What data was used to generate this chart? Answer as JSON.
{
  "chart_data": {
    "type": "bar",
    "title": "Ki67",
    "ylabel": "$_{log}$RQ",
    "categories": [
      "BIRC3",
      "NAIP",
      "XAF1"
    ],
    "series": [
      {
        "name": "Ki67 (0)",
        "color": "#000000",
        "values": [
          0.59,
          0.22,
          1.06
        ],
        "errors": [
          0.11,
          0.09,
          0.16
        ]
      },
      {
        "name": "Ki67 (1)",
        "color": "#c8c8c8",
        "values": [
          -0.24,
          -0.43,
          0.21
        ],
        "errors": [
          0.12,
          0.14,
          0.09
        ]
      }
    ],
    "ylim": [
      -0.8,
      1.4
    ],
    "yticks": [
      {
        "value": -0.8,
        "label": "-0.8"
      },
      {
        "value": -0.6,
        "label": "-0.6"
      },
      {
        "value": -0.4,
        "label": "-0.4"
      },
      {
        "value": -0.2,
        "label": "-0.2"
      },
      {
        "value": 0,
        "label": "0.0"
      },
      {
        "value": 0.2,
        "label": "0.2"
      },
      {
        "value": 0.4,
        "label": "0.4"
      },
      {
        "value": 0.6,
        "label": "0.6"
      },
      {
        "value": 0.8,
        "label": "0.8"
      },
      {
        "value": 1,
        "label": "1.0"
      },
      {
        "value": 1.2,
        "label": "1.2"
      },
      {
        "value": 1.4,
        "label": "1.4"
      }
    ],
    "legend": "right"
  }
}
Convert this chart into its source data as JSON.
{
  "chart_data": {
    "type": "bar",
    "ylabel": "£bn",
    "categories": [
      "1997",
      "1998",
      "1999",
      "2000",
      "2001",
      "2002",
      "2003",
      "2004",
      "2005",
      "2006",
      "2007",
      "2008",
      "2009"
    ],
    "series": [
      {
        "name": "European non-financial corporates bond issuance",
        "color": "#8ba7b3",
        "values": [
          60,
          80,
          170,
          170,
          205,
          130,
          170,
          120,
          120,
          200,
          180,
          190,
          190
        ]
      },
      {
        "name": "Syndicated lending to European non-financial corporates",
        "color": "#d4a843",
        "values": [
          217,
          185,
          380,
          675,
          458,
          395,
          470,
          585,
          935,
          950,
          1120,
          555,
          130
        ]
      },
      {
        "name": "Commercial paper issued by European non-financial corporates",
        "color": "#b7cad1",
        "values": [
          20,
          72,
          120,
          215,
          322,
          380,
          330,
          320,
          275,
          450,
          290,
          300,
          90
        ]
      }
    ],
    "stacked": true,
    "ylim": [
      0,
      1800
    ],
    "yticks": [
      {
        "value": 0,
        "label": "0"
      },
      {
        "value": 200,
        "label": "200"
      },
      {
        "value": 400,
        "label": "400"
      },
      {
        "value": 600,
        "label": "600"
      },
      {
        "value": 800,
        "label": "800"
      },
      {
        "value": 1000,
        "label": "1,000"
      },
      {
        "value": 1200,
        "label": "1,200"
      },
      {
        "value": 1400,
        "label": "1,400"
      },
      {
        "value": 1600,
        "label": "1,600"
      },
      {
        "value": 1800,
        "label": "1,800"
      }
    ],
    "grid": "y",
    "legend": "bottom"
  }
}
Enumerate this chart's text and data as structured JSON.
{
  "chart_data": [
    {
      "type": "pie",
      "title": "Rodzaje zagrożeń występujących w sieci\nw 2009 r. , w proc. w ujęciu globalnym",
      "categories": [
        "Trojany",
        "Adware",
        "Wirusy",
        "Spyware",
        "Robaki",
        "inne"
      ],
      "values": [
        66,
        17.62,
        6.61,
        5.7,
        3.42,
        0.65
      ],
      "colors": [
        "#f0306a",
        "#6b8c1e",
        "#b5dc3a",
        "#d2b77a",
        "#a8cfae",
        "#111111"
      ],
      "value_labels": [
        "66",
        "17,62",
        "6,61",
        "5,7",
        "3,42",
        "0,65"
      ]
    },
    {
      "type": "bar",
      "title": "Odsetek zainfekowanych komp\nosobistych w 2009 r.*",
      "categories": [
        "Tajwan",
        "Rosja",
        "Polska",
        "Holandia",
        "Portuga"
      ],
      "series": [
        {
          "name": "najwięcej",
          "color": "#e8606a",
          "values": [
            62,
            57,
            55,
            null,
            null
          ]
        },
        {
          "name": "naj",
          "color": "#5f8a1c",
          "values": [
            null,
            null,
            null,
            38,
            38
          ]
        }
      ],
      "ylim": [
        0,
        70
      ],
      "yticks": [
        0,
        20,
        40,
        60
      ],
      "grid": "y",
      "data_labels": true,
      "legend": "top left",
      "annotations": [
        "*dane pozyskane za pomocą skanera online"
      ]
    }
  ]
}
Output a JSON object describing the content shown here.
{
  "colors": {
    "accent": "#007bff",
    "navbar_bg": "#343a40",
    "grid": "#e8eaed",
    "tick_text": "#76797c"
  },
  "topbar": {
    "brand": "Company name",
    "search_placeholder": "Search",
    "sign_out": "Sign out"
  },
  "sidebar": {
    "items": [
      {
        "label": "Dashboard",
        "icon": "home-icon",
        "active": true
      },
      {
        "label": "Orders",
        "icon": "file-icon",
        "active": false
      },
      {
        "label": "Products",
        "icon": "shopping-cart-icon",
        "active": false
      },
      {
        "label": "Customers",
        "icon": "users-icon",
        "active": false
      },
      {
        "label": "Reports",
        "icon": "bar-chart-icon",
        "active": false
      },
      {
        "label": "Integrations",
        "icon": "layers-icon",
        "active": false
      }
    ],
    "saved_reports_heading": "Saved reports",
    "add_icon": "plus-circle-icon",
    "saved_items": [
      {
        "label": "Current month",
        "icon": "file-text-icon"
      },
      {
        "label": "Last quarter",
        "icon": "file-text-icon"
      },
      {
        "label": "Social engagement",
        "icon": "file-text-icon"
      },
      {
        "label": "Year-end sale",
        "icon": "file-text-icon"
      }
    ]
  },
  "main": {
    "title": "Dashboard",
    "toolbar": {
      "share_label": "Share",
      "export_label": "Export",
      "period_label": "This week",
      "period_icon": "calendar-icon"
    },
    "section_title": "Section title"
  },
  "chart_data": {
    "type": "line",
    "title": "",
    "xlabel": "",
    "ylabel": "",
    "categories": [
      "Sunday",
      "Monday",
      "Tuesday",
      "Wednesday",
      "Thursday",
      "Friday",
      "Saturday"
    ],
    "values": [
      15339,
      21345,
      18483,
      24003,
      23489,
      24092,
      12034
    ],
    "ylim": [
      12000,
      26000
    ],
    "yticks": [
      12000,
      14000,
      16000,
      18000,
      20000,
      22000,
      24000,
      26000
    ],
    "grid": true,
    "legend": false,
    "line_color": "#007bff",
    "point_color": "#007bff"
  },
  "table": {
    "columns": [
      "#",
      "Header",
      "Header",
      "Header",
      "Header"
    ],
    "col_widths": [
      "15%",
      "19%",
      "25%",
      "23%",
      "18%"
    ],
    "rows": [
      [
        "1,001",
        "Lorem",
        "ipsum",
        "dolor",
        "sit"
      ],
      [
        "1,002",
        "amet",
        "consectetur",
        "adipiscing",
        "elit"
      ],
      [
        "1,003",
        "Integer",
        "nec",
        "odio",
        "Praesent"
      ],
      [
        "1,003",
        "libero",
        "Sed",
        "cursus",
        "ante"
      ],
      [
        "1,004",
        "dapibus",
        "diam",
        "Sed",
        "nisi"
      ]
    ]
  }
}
○ ○ ○ ○ ○ ○ ○
— EXERCISE DIRECTIONS —
Copy the material above back out, exactly as written.

— EXERCISE RESPONSE —
What data was used to generate this chart? Answer as JSON.
{
  "chart_data": {
    "type": "bar",
    "title": "Ki67",
    "ylabel": "$_{log}$RQ",
    "categories": [
      "BIRC3",
      "NAIP",
      "XAF1"
    ],
    "series": [
      {
        "name": "Ki67 (0)",
        "color": "#000000",
        "values": [
          0.59,
          0.22,
          1.06
        ],
        "errors": [
          0.11,
          0.09,
          0.16
        ]
      },
      {
        "name": "Ki67 (1)",
        "color": "#c8c8c8",
        "values": [
          -0.24,
          -0.43,
          0.21
        ],
        "errors": [
          0.12,
          0.14,
          0.09
        ]
      }
    ],
    "ylim": [
      -0.8,
      1.4
    ],
    "yticks": [
      {
        "value": -0.8,
        "label": "-0.8"
      },
      {
        "value": -0.6,
        "label": "-0.6"
      },
      {
        "value": -0.4,
        "label": "-0.4"
      },
      {
        "value": -0.2,
        "label": "-0.2"
      },
      {
        "value": 0,
        "label": "0.0"
      },
      {
        "value": 0.2,
        "label": "0.2"
      },
      {
        "value": 0.4,
        "label": "0.4"
      },
      {
        "value": 0.6,
        "label": "0.6"
      },
      {
        "value": 0.8,
        "label": "0.8"
      },
      {
        "value": 1,
        "label": "1.0"
      },
      {
        "value": 1.2,
        "label": "1.2"
      },
      {
        "value": 1.4,
        "label": "1.4"
      }
    ],
    "legend": "right"
  }
}
Convert this chart into its source data as JSON.
{
  "chart_data": {
    "type": "bar",
    "ylabel": "£bn",
    "categories": [
      "1997",
      "1998",
      "1999",
      "2000",
      "2001",
      "2002",
      "2003",
      "2004",
      "2005",
      "2006",
      "2007",
      "2008",
      "2009"
    ],
    "series": [
      {
        "name": "European non-financial corporates bond issuance",
        "color": "#8ba7b3",
        "values": [
          60,
          80,
          170,
          170,
          205,
          130,
          170,
          120,
          120,
          200,
          180,
          190,
          190
        ]
      },
      {
        "name": "Syndicated lending to European non-financial corporates",
        "color": "#d4a843",
        "values": [
          217,
          185,
          380,
          675,
          458,
          395,
          470,
          585,
          935,
          950,
          1120,
          555,
          130
        ]
      },
      {
        "name": "Commercial paper issued by European non-financial corporates",
        "color": "#b7cad1",
        "values": [
          20,
          72,
          120,
          215,
          322,
          380,
          330,
          320,
          275,
          450,
          290,
          300,
          90
        ]
      }
    ],
    "stacked": true,
    "ylim": [
      0,
      1800
    ],
    "yticks": [
      {
        "value": 0,
        "label": "0"
      },
      {
        "value": 200,
        "label": "200"
      },
      {
        "value": 400,
        "label": "400"
      },
      {
        "value": 600,
        "label": "600"
      },
      {
        "value": 800,
        "label": "800"
      },
      {
        "value": 1000,
        "label": "1,000"
      },
      {
        "value": 1200,
        "label": "1,200"
      },
      {
        "value": 1400,
        "label": "1,400"
      },
      {
        "value": 1600,
        "label": "1,600"
      },
      {
        "value": 1800,
        "label": "1,800"
      }
    ],
    "grid": "y",
    "legend": "bottom"
  }
}
Enumerate this chart's text and data as structured JSON.
{
  "chart_data": [
    {
      "type": "pie",
      "title": "Rodzaje zagrożeń występujących w sieci\nw 2009 r. , w proc. w ujęciu globalnym",
      "categories": [
        "Trojany",
        "Adware",
        "Wirusy",
        "Spyware",
        "Robaki",
        "inne"
      ],
      "values": [
        66,
        17.62,
        6.61,
        5.7,
        3.42,
        0.65
      ],
      "colors": [
        "#f0306a",
        "#6b8c1e",
        "#b5dc3a",
        "#d2b77a",
        "#a8cfae",
        "#111111"
      ],
      "value_labels": [
        "66",
        "17,62",
        "6,61",
        "5,7",
        "3,42",
        "0,65"
      ]
    },
    {
      "type": "bar",
      "title": "Odsetek zainfekowanych komp\nosobistych w 2009 r.*",
      "categories": [
        "Tajwan",
        "Rosja",
        "Polska",
        "Holandia",
        "Portuga"
      ],
      "series": [
        {
          "name": "najwięcej",
          "color": "#e8606a",
          "values": [
            62,
            57,
            55,
            null,
            null
          ]
        },
        {
          "name": "naj",
          "color": "#5f8a1c",
          "values": [
            null,
            null,
            null,
            38,
            38
          ]
        }
      ],
      "ylim": [
        0,
        70
      ],
      "yticks": [
        0,
        20,
        40,
        60
      ],
      "grid": "y",
      "data_labels": true,
      "legend": "top left",
      "annotations": [
        "*dane pozyskane za pomocą skanera online"
      ]
    }
  ]
}
Output a JSON object describing the content shown here.
{
  "colors": {
    "accent": "#007bff",
    "navbar_bg": "#343a40",
    "grid": "#e8eaed",
    "tick_text": "#76797c"
  },
  "topbar": {
    "brand": "Company name",
    "search_placeholder": "Search",
    "sign_out": "Sign out"
  },
  "sidebar": {
    "items": [
      {
        "label": "Dashboard",
        "icon": "home-icon",
        "active": true
      },
      {
        "label": "Orders",
        "icon": "file-icon",
        "active": false
      },
      {
        "label": "Products",
        "icon": "shopping-cart-icon",
        "active": false
      },
      {
        "label": "Customers",
        "icon": "users-icon",
        "active": false
      },
      {
        "label": "Reports",
        "icon": "bar-chart-icon",
        "active": false
      },
      {
        "label": "Integrations",
        "icon": "layers-icon",
        "active": false
      }
    ],
    "saved_reports_heading": "Saved reports",
    "add_icon": "plus-circle-icon",
    "saved_items": [
      {
        "label": "Current month",
        "icon": "file-text-icon"
      },
      {
        "label": "Last quarter",
        "icon": "file-text-icon"
      },
      {
        "label": "Social engagement",
        "icon": "file-text-icon"
      },
      {
        "label": "Year-end sale",
        "icon": "file-text-icon"
      }
    ]
  },
  "main": {
    "title": "Dashboard",
    "toolbar": {
      "share_label": "Share",
      "export_label": "Export",
      "period_label": "This week",
      "period_icon": "calendar-icon"
    },
    "section_title": "Section title"
  },
  "chart_data": {
    "type": "line",
    "title": "",
    "xlabel": "",
    "ylabel": "",
    "categories": [
      "Sunday",
      "Monday",
      "Tuesday",
      "Wednesday",
      "Thursday",
      "Friday",
      "Saturday"
    ],
    "values": [
      15339,
      21345,
      18483,
      24003,
      23489,
      24092,
      12034
    ],
    "ylim": [
      12000,
      26000
    ],
    "yticks": [
      12000,
      14000,
      16000,
      18000,
      20000,
      22000,
      24000,
      26000
    ],
    "grid": true,
    "legend": false,
    "line_color": "#007bff",
    "point_color": "#007bff"
  },
  "table": {
    "columns": [
      "#",
      "Header",
      "Header",
      "Header",
      "Header"
    ],
    "col_widths": [
      "15%",
      "19%",
      "25%",
      "23%",
      "18%"
    ],
    "rows": [
      [
        "1,001",
        "Lorem",
        "ipsum",
        "dolor",
        "sit"
      ],
      [
        "1,002",
        "amet",
        "consectetur",
        "adipiscing",
        "elit"
      ],
      [
        "1,003",
        "Integer",
        "nec",
        "odio",
        "Praesent"
      ],
      [
        "1,003",
        "libero",
        "Sed",
        "cursus",
        "ante"
      ],
      [
        "1,004",
        "dapibus",
        "diam",
        "Sed",
        "nisi"
      ]
    ]
  }
}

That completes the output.